● **Exercise description**:
Can you output the material exactly as written, minus any pictures it holds?

● **Data extract**:
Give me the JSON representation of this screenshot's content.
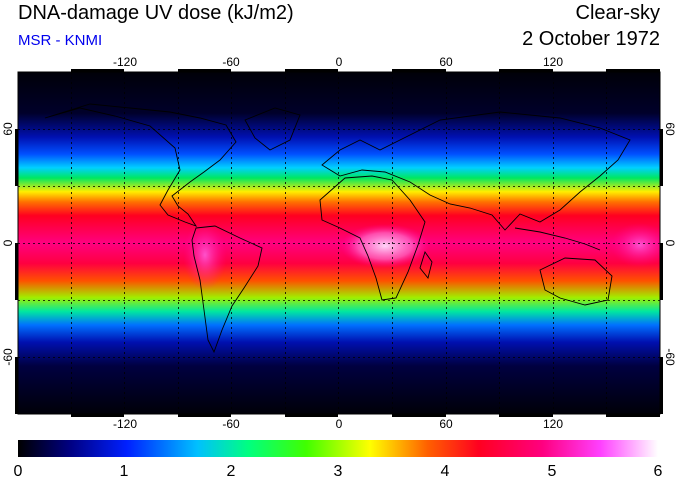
{
  "header": {
    "title": "DNA-damage UV dose (kJ/m2)",
    "subtitle": "MSR - KNMI",
    "condition": "Clear-sky",
    "date": "2 October 1972"
  },
  "map": {
    "lon_ticks": [
      "-120",
      "-60",
      "0",
      "60",
      "120"
    ],
    "lat_ticks_left": [
      "60",
      "0",
      "-60"
    ],
    "lat_ticks_right": [
      "60",
      "0",
      "-60"
    ]
  },
  "colorbar": {
    "labels": [
      "0",
      "1",
      "2",
      "3",
      "4",
      "5",
      "6"
    ],
    "min": 0,
    "max": 6
  },
  "colors": {
    "polar": "#000010",
    "low": "#1a1aff",
    "mid": "#00e000",
    "high": "#ff0040",
    "peak": "#ffd0f0"
  }
}
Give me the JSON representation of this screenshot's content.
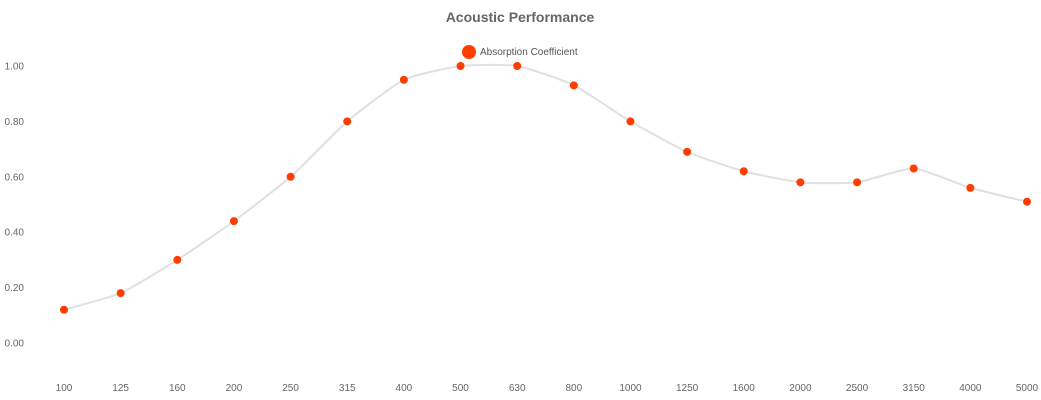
{
  "chart_data": {
    "type": "line",
    "title": "Acoustic Performance",
    "xlabel": "",
    "ylabel": "",
    "categories": [
      "100",
      "125",
      "160",
      "200",
      "250",
      "315",
      "400",
      "500",
      "630",
      "800",
      "1000",
      "1250",
      "1600",
      "2000",
      "2500",
      "3150",
      "4000",
      "5000"
    ],
    "y_ticks": [
      "0.00",
      "0.20",
      "0.40",
      "0.60",
      "0.80",
      "1.00"
    ],
    "ylim": [
      0,
      1
    ],
    "grid": false,
    "legend_position": "top-center",
    "series": [
      {
        "name": "Absorption Coefficient",
        "values": [
          0.12,
          0.18,
          0.3,
          0.44,
          0.6,
          0.8,
          0.95,
          1.0,
          1.0,
          0.93,
          0.8,
          0.69,
          0.62,
          0.58,
          0.58,
          0.63,
          0.56,
          0.51
        ]
      }
    ]
  },
  "colors": {
    "marker": "#ff3d00",
    "line": "#e0e0e0",
    "title": "#666666"
  }
}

● **Response to the exercise**:
Give me the JSON representation of this screenshot's content.
{
  "header": {
    "title": "DNA-damage UV dose (kJ/m2)",
    "subtitle": "MSR - KNMI",
    "condition": "Clear-sky",
    "date": "2 October 1972"
  },
  "map": {
    "lon_ticks": [
      "-120",
      "-60",
      "0",
      "60",
      "120"
    ],
    "lat_ticks_left": [
      "60",
      "0",
      "-60"
    ],
    "lat_ticks_right": [
      "60",
      "0",
      "-60"
    ]
  },
  "colorbar": {
    "labels": [
      "0",
      "1",
      "2",
      "3",
      "4",
      "5",
      "6"
    ],
    "min": 0,
    "max": 6
  },
  "colors": {
    "polar": "#000010",
    "low": "#1a1aff",
    "mid": "#00e000",
    "high": "#ff0040",
    "peak": "#ffd0f0"
  }
}
Give me the JSON representation of this screenshot's content.
{
  "chart_data": {
    "type": "line",
    "title": "Acoustic Performance",
    "xlabel": "",
    "ylabel": "",
    "categories": [
      "100",
      "125",
      "160",
      "200",
      "250",
      "315",
      "400",
      "500",
      "630",
      "800",
      "1000",
      "1250",
      "1600",
      "2000",
      "2500",
      "3150",
      "4000",
      "5000"
    ],
    "y_ticks": [
      "0.00",
      "0.20",
      "0.40",
      "0.60",
      "0.80",
      "1.00"
    ],
    "ylim": [
      0,
      1
    ],
    "grid": false,
    "legend_position": "top-center",
    "series": [
      {
        "name": "Absorption Coefficient",
        "values": [
          0.12,
          0.18,
          0.3,
          0.44,
          0.6,
          0.8,
          0.95,
          1.0,
          1.0,
          0.93,
          0.8,
          0.69,
          0.62,
          0.58,
          0.58,
          0.63,
          0.56,
          0.51
        ]
      }
    ]
  },
  "colors": {
    "marker": "#ff3d00",
    "line": "#e0e0e0",
    "title": "#666666"
  }
}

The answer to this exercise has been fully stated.